:: GIVEN EXERCISE ::
What follows is a set of entries. Give them again exactly, without the pictures.

--- Begin STORED RECORDS ---

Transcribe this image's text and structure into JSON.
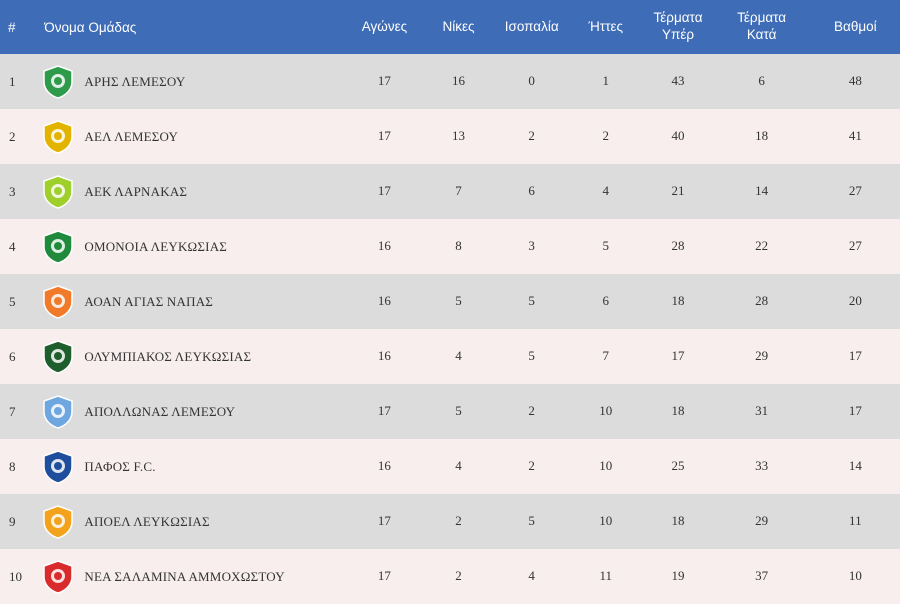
{
  "headers": {
    "pos": "#",
    "team": "Όνομα Ομάδας",
    "played": "Αγώνες",
    "wins": "Νίκες",
    "draws": "Ισοπαλία",
    "losses": "Ήττες",
    "goals_for_line1": "Τέρματα",
    "goals_for_line2": "Υπέρ",
    "goals_against_line1": "Τέρματα",
    "goals_against_line2": "Κατά",
    "points": "Βαθμοί"
  },
  "rows": [
    {
      "pos": "1",
      "team": "ΑΡΗΣ ΛΕΜΕΣΟΥ",
      "crest_icon": "aris-crest-icon",
      "crest_color": "#2e9b4a",
      "played": "17",
      "wins": "16",
      "draws": "0",
      "losses": "1",
      "gf": "43",
      "ga": "6",
      "pts": "48"
    },
    {
      "pos": "2",
      "team": "ΑΕΛ ΛΕΜΕΣΟΥ",
      "crest_icon": "ael-crest-icon",
      "crest_color": "#e2b400",
      "played": "17",
      "wins": "13",
      "draws": "2",
      "losses": "2",
      "gf": "40",
      "ga": "18",
      "pts": "41"
    },
    {
      "pos": "3",
      "team": "ΑΕΚ ΛΑΡΝΑΚΑΣ",
      "crest_icon": "aek-crest-icon",
      "crest_color": "#9fcf2a",
      "played": "17",
      "wins": "7",
      "draws": "6",
      "losses": "4",
      "gf": "21",
      "ga": "14",
      "pts": "27"
    },
    {
      "pos": "4",
      "team": "ΟΜΟΝΟΙΑ ΛΕΥΚΩΣΙΑΣ",
      "crest_icon": "omonoia-crest-icon",
      "crest_color": "#1f8a3c",
      "played": "16",
      "wins": "8",
      "draws": "3",
      "losses": "5",
      "gf": "28",
      "ga": "22",
      "pts": "27"
    },
    {
      "pos": "5",
      "team": "ΑΟΑΝ ΑΓΙΑΣ ΝΑΠΑΣ",
      "crest_icon": "aoan-crest-icon",
      "crest_color": "#f07a2a",
      "played": "16",
      "wins": "5",
      "draws": "5",
      "losses": "6",
      "gf": "18",
      "ga": "28",
      "pts": "20"
    },
    {
      "pos": "6",
      "team": "ΟΛΥΜΠΙΑΚΟΣ ΛΕΥΚΩΣΙΑΣ",
      "crest_icon": "olympiakos-crest-icon",
      "crest_color": "#1d5e2c",
      "played": "16",
      "wins": "4",
      "draws": "5",
      "losses": "7",
      "gf": "17",
      "ga": "29",
      "pts": "17"
    },
    {
      "pos": "7",
      "team": "ΑΠΟΛΛΩΝΑΣ ΛΕΜΕΣΟΥ",
      "crest_icon": "apollon-crest-icon",
      "crest_color": "#6ea6df",
      "played": "17",
      "wins": "5",
      "draws": "2",
      "losses": "10",
      "gf": "18",
      "ga": "31",
      "pts": "17"
    },
    {
      "pos": "8",
      "team": "ΠΑΦΟΣ F.C.",
      "crest_icon": "pafos-crest-icon",
      "crest_color": "#1f4f9c",
      "played": "16",
      "wins": "4",
      "draws": "2",
      "losses": "10",
      "gf": "25",
      "ga": "33",
      "pts": "14"
    },
    {
      "pos": "9",
      "team": "ΑΠΟΕΛ ΛΕΥΚΩΣΙΑΣ",
      "crest_icon": "apoel-crest-icon",
      "crest_color": "#f2a31b",
      "played": "17",
      "wins": "2",
      "draws": "5",
      "losses": "10",
      "gf": "18",
      "ga": "29",
      "pts": "11"
    },
    {
      "pos": "10",
      "team": "ΝΕΑ ΣΑΛΑΜΙΝΑ ΑΜΜΟΧΩΣΤΟΥ",
      "crest_icon": "nea-salamina-crest-icon",
      "crest_color": "#d92b2b",
      "played": "17",
      "wins": "2",
      "draws": "4",
      "losses": "11",
      "gf": "19",
      "ga": "37",
      "pts": "10"
    }
  ]
}
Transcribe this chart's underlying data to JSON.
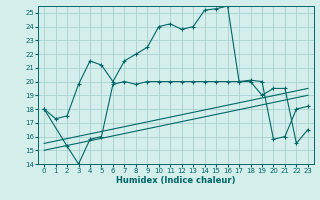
{
  "xlabel": "Humidex (Indice chaleur)",
  "bg_color": "#d4eeec",
  "grid_color": "#a0cccc",
  "line_color": "#006666",
  "xlim": [
    0,
    23
  ],
  "ylim": [
    14,
    25
  ],
  "yticks": [
    14,
    15,
    16,
    17,
    18,
    19,
    20,
    21,
    22,
    23,
    24,
    25
  ],
  "xticks": [
    0,
    1,
    2,
    3,
    4,
    5,
    6,
    7,
    8,
    9,
    10,
    11,
    12,
    13,
    14,
    15,
    16,
    17,
    18,
    19,
    20,
    21,
    22,
    23
  ],
  "line1_x": [
    0,
    1,
    2,
    3,
    4,
    5,
    6,
    7,
    8,
    9,
    10,
    11,
    12,
    13,
    14,
    15,
    16,
    17,
    18,
    19,
    20,
    21,
    22,
    23
  ],
  "line1_y": [
    18,
    17.3,
    17.5,
    19.8,
    21.5,
    21.2,
    20.0,
    21.5,
    22.0,
    22.5,
    24.0,
    24.2,
    23.8,
    24.0,
    25.2,
    25.3,
    25.5,
    20.0,
    20.1,
    20.0,
    15.8,
    16.0,
    18.0,
    18.2
  ],
  "line2_x": [
    0,
    2,
    3,
    4,
    5,
    6,
    7,
    8,
    9,
    10,
    11,
    12,
    13,
    14,
    15,
    16,
    17,
    18,
    19,
    20,
    21,
    22,
    23
  ],
  "line2_y": [
    18,
    15.3,
    14.0,
    15.8,
    16.0,
    19.8,
    20.0,
    19.8,
    20.0,
    20.0,
    20.0,
    20.0,
    20.0,
    20.0,
    20.0,
    20.0,
    20.0,
    20.0,
    19.0,
    19.5,
    19.5,
    15.5,
    16.5
  ],
  "line3_x": [
    0,
    23
  ],
  "line3_y": [
    15.5,
    19.5
  ],
  "line4_x": [
    0,
    23
  ],
  "line4_y": [
    15.0,
    19.0
  ]
}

--- End STORED RECORDS ---

:: RESULT OF THIS EXERCISE ::
Transcribe this image's text and structure into JSON.
{
  "headers": {
    "pos": "#",
    "team": "Όνομα Ομάδας",
    "played": "Αγώνες",
    "wins": "Νίκες",
    "draws": "Ισοπαλία",
    "losses": "Ήττες",
    "goals_for_line1": "Τέρματα",
    "goals_for_line2": "Υπέρ",
    "goals_against_line1": "Τέρματα",
    "goals_against_line2": "Κατά",
    "points": "Βαθμοί"
  },
  "rows": [
    {
      "pos": "1",
      "team": "ΑΡΗΣ ΛΕΜΕΣΟΥ",
      "crest_icon": "aris-crest-icon",
      "crest_color": "#2e9b4a",
      "played": "17",
      "wins": "16",
      "draws": "0",
      "losses": "1",
      "gf": "43",
      "ga": "6",
      "pts": "48"
    },
    {
      "pos": "2",
      "team": "ΑΕΛ ΛΕΜΕΣΟΥ",
      "crest_icon": "ael-crest-icon",
      "crest_color": "#e2b400",
      "played": "17",
      "wins": "13",
      "draws": "2",
      "losses": "2",
      "gf": "40",
      "ga": "18",
      "pts": "41"
    },
    {
      "pos": "3",
      "team": "ΑΕΚ ΛΑΡΝΑΚΑΣ",
      "crest_icon": "aek-crest-icon",
      "crest_color": "#9fcf2a",
      "played": "17",
      "wins": "7",
      "draws": "6",
      "losses": "4",
      "gf": "21",
      "ga": "14",
      "pts": "27"
    },
    {
      "pos": "4",
      "team": "ΟΜΟΝΟΙΑ ΛΕΥΚΩΣΙΑΣ",
      "crest_icon": "omonoia-crest-icon",
      "crest_color": "#1f8a3c",
      "played": "16",
      "wins": "8",
      "draws": "3",
      "losses": "5",
      "gf": "28",
      "ga": "22",
      "pts": "27"
    },
    {
      "pos": "5",
      "team": "ΑΟΑΝ ΑΓΙΑΣ ΝΑΠΑΣ",
      "crest_icon": "aoan-crest-icon",
      "crest_color": "#f07a2a",
      "played": "16",
      "wins": "5",
      "draws": "5",
      "losses": "6",
      "gf": "18",
      "ga": "28",
      "pts": "20"
    },
    {
      "pos": "6",
      "team": "ΟΛΥΜΠΙΑΚΟΣ ΛΕΥΚΩΣΙΑΣ",
      "crest_icon": "olympiakos-crest-icon",
      "crest_color": "#1d5e2c",
      "played": "16",
      "wins": "4",
      "draws": "5",
      "losses": "7",
      "gf": "17",
      "ga": "29",
      "pts": "17"
    },
    {
      "pos": "7",
      "team": "ΑΠΟΛΛΩΝΑΣ ΛΕΜΕΣΟΥ",
      "crest_icon": "apollon-crest-icon",
      "crest_color": "#6ea6df",
      "played": "17",
      "wins": "5",
      "draws": "2",
      "losses": "10",
      "gf": "18",
      "ga": "31",
      "pts": "17"
    },
    {
      "pos": "8",
      "team": "ΠΑΦΟΣ F.C.",
      "crest_icon": "pafos-crest-icon",
      "crest_color": "#1f4f9c",
      "played": "16",
      "wins": "4",
      "draws": "2",
      "losses": "10",
      "gf": "25",
      "ga": "33",
      "pts": "14"
    },
    {
      "pos": "9",
      "team": "ΑΠΟΕΛ ΛΕΥΚΩΣΙΑΣ",
      "crest_icon": "apoel-crest-icon",
      "crest_color": "#f2a31b",
      "played": "17",
      "wins": "2",
      "draws": "5",
      "losses": "10",
      "gf": "18",
      "ga": "29",
      "pts": "11"
    },
    {
      "pos": "10",
      "team": "ΝΕΑ ΣΑΛΑΜΙΝΑ ΑΜΜΟΧΩΣΤΟΥ",
      "crest_icon": "nea-salamina-crest-icon",
      "crest_color": "#d92b2b",
      "played": "17",
      "wins": "2",
      "draws": "4",
      "losses": "11",
      "gf": "19",
      "ga": "37",
      "pts": "10"
    }
  ]
}
Transcribe this chart's underlying data to JSON.
{
  "xlabel": "Humidex (Indice chaleur)",
  "bg_color": "#d4eeec",
  "grid_color": "#a0cccc",
  "line_color": "#006666",
  "xlim": [
    0,
    23
  ],
  "ylim": [
    14,
    25
  ],
  "yticks": [
    14,
    15,
    16,
    17,
    18,
    19,
    20,
    21,
    22,
    23,
    24,
    25
  ],
  "xticks": [
    0,
    1,
    2,
    3,
    4,
    5,
    6,
    7,
    8,
    9,
    10,
    11,
    12,
    13,
    14,
    15,
    16,
    17,
    18,
    19,
    20,
    21,
    22,
    23
  ],
  "line1_x": [
    0,
    1,
    2,
    3,
    4,
    5,
    6,
    7,
    8,
    9,
    10,
    11,
    12,
    13,
    14,
    15,
    16,
    17,
    18,
    19,
    20,
    21,
    22,
    23
  ],
  "line1_y": [
    18,
    17.3,
    17.5,
    19.8,
    21.5,
    21.2,
    20.0,
    21.5,
    22.0,
    22.5,
    24.0,
    24.2,
    23.8,
    24.0,
    25.2,
    25.3,
    25.5,
    20.0,
    20.1,
    20.0,
    15.8,
    16.0,
    18.0,
    18.2
  ],
  "line2_x": [
    0,
    2,
    3,
    4,
    5,
    6,
    7,
    8,
    9,
    10,
    11,
    12,
    13,
    14,
    15,
    16,
    17,
    18,
    19,
    20,
    21,
    22,
    23
  ],
  "line2_y": [
    18,
    15.3,
    14.0,
    15.8,
    16.0,
    19.8,
    20.0,
    19.8,
    20.0,
    20.0,
    20.0,
    20.0,
    20.0,
    20.0,
    20.0,
    20.0,
    20.0,
    20.0,
    19.0,
    19.5,
    19.5,
    15.5,
    16.5
  ],
  "line3_x": [
    0,
    23
  ],
  "line3_y": [
    15.5,
    19.5
  ],
  "line4_x": [
    0,
    23
  ],
  "line4_y": [
    15.0,
    19.0
  ]
}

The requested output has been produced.